** Assignment **
In the post about cheap sighting-in ammo, rewrite everything from "Ginsue, That's really" down to "over the place.", substituting "hunting partner" for "shooting buddy".

[Source extract]

Ginsue, That's really funny that you mentioned Rem Core lok ammo. A shooting buddy and I were discussing the best cheap ammo to sight in a gun with the other day and I instantly told him the same. I use it to initially sight in all my new guns with. I have yet to find a gun that doesn't shoot this stuff really well for factory ammo. In some it shoot less than MOA. I've never had any luck with most of the Winchester rifle rounds either. The only one I've found accurate is the Winchester Supreme .223 with a 50gr Nosler Balistic Tip. The rest are all over the place.

[/Source extract]
[Record excerpts]

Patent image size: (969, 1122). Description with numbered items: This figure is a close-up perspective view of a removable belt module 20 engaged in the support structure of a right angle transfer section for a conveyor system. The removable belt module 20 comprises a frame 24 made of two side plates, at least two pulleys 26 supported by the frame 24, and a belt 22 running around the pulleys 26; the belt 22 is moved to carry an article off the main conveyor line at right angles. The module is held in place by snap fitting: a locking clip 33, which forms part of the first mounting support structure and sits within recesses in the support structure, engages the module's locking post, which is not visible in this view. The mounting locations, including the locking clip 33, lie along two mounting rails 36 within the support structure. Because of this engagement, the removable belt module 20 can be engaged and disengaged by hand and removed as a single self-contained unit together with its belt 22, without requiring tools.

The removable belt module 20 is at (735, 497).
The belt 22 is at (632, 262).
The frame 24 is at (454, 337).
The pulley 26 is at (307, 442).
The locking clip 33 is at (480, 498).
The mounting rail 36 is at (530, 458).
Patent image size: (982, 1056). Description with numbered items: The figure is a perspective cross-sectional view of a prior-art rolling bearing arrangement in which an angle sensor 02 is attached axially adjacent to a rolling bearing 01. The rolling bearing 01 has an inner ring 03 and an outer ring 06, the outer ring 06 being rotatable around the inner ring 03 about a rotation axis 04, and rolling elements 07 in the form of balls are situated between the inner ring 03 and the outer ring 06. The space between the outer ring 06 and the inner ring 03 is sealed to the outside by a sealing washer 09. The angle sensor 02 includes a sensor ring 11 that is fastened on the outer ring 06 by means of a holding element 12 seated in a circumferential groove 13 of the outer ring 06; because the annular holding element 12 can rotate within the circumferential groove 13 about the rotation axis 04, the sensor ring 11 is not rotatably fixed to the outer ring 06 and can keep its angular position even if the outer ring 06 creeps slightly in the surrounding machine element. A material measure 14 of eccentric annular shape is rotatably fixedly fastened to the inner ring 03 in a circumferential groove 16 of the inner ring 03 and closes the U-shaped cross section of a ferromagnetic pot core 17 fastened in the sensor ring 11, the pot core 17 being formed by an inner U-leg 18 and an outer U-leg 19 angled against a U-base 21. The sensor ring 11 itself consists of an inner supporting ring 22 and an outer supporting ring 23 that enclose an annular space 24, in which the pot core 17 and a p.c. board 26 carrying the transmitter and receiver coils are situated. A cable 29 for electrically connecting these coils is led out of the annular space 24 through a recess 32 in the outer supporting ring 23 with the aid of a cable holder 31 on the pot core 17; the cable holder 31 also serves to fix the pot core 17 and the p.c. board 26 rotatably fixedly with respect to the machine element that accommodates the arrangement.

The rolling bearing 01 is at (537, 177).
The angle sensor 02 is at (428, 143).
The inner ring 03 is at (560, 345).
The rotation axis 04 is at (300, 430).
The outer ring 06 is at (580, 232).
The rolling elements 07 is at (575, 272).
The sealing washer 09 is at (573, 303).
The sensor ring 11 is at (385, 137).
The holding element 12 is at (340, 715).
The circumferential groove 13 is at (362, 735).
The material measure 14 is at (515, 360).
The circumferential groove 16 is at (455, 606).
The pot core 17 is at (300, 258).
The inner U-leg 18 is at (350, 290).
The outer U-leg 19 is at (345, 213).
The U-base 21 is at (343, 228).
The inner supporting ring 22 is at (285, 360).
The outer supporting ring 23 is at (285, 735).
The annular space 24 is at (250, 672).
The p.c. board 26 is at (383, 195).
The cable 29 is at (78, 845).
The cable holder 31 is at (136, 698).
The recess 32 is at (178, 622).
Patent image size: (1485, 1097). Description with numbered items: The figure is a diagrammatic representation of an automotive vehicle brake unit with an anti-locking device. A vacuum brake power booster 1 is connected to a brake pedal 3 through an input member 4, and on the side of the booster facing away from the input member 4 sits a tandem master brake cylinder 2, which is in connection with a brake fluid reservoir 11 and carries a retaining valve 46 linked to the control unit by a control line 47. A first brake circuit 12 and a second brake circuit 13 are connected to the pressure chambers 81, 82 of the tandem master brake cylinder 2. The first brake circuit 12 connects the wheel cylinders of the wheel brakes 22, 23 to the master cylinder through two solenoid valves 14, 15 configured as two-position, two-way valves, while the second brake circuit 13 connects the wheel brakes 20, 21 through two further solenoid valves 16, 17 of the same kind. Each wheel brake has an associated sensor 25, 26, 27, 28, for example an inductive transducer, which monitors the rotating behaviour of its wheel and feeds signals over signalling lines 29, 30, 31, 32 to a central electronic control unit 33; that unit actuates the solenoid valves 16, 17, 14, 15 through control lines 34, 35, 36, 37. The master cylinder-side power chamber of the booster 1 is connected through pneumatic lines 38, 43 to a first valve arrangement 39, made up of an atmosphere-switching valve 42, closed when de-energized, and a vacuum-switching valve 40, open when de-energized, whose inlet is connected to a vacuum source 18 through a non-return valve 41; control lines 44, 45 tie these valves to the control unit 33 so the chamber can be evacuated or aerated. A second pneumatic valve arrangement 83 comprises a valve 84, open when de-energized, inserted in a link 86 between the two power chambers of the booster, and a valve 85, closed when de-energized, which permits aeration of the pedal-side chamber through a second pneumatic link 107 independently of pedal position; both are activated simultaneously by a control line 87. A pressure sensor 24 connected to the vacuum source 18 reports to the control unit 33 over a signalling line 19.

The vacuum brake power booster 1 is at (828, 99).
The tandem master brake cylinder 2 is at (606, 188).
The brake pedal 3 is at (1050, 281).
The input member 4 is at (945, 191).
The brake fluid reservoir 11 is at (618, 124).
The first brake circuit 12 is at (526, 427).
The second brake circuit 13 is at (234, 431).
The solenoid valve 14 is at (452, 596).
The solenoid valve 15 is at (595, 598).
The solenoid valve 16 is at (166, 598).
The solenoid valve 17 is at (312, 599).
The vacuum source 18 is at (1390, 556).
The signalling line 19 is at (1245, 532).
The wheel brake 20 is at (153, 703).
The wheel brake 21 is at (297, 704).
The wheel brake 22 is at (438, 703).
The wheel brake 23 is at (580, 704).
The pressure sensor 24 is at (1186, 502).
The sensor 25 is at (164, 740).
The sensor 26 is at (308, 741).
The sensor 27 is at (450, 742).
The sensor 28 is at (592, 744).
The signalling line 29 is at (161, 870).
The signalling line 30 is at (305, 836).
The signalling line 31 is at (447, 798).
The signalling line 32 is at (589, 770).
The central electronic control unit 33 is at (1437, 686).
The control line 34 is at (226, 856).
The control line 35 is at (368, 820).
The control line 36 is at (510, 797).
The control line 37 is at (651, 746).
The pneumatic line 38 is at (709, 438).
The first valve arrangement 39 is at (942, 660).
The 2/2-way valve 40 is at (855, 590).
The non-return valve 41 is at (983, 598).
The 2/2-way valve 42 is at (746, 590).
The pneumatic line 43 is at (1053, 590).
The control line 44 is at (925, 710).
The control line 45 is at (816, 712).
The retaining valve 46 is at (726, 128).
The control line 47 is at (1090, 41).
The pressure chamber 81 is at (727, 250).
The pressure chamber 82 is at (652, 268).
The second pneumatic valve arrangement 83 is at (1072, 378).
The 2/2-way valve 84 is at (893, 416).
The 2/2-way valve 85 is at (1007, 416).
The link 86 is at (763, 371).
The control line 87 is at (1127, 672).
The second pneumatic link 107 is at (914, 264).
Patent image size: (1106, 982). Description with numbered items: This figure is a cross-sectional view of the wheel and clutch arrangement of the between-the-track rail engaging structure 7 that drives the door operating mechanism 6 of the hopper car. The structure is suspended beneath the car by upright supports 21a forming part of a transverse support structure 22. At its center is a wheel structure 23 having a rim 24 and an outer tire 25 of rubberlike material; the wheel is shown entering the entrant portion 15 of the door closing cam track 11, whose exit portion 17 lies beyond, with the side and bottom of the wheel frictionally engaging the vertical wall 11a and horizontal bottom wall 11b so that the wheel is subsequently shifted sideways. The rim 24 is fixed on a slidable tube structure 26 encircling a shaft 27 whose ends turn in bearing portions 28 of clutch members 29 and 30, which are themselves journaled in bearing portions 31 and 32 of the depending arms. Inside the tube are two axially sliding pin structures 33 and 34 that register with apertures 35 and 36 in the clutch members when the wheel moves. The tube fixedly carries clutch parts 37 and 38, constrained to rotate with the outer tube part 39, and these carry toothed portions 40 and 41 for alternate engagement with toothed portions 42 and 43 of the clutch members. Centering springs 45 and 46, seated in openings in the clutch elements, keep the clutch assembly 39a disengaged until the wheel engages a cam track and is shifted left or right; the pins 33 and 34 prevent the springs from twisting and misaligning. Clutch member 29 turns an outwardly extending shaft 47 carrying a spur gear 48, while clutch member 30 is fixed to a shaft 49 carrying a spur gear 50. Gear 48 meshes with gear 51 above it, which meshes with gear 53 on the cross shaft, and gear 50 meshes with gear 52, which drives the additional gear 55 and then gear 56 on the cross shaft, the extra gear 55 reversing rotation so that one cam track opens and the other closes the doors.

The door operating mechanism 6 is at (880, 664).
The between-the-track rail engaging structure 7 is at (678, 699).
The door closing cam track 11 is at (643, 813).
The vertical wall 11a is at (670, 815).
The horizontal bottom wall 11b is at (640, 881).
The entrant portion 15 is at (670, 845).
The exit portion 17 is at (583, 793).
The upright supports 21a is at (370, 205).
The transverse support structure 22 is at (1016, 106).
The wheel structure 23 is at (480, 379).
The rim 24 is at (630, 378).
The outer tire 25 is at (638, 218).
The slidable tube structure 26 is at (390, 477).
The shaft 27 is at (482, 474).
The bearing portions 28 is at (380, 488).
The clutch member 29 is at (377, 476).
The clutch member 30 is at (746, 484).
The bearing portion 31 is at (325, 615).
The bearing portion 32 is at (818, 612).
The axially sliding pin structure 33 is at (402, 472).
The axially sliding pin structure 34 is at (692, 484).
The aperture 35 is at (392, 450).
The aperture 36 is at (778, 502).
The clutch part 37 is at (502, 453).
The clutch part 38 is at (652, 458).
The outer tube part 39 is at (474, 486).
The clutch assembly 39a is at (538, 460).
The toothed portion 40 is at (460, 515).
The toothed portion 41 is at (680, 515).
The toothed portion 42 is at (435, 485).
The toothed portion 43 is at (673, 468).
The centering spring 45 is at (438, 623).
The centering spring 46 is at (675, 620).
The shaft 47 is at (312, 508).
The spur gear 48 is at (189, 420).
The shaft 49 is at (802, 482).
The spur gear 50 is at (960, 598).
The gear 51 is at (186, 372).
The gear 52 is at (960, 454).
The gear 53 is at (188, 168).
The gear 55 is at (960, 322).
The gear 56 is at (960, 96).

[/Record excerpts]

** Task output **
Ginsue, That's really funny that you mentioned Rem Core lok ammo. A hunting partner and I were discussing the best cheap ammo to sight in a gun with the other day and I instantly told him the same. I use it to initially sight in all my new guns with. I have yet to find a gun that doesn't shoot this stuff really well for factory ammo. In some it shoot less than MOA. I've never had any luck with most of the Winchester rifle rounds either. The only one I've found accurate is the Winchester Supreme .223 with a 50gr Nosler Balistic Tip. The rest are all over the place.